WHAT NEEDS TO BE DONE:
Tally the lines below that contain "JSON". The number is the whole answer.

[Excerpt from a dataset]
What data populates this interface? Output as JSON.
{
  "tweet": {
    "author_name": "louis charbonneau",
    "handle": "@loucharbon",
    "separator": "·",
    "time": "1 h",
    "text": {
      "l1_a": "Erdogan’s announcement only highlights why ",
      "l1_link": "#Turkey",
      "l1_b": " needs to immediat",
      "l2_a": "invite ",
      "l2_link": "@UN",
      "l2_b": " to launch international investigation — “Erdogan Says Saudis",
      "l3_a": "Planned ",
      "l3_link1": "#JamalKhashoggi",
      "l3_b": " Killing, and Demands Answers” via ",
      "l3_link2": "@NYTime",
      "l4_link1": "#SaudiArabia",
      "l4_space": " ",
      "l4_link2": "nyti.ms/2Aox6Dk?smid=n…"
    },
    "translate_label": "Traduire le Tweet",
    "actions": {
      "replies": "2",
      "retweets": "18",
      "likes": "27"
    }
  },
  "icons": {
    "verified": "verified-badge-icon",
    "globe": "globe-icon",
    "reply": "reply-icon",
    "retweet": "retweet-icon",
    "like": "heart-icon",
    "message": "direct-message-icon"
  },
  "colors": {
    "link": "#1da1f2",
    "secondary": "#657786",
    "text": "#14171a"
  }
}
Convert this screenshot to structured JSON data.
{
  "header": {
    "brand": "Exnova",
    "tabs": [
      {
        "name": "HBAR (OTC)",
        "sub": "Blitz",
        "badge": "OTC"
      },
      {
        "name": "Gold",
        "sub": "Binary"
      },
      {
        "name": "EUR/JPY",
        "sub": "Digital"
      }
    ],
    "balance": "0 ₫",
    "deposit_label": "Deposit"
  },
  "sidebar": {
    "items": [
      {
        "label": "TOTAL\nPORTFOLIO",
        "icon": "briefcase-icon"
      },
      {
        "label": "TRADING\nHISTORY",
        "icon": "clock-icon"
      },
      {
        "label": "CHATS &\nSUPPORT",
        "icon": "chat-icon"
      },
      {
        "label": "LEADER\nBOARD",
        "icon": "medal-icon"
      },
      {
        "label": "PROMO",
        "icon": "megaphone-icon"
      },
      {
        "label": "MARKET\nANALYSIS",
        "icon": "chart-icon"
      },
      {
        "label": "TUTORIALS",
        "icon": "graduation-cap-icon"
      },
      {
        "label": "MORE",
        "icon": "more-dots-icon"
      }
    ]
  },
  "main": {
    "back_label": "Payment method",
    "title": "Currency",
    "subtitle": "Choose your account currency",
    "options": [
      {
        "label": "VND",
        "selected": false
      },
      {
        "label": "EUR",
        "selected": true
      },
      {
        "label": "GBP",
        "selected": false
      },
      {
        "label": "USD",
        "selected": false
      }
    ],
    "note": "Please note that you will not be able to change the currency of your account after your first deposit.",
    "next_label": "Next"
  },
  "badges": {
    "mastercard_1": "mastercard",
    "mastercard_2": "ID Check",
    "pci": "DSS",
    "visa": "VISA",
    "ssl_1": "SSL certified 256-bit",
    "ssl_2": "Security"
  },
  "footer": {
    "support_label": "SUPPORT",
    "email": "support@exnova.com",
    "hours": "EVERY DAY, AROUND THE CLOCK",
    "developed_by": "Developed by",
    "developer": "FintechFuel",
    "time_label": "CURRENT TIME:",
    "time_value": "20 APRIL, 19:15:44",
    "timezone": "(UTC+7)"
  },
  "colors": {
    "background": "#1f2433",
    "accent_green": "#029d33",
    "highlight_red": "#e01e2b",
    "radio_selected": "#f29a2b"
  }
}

PROBLEM SOLUTION:
2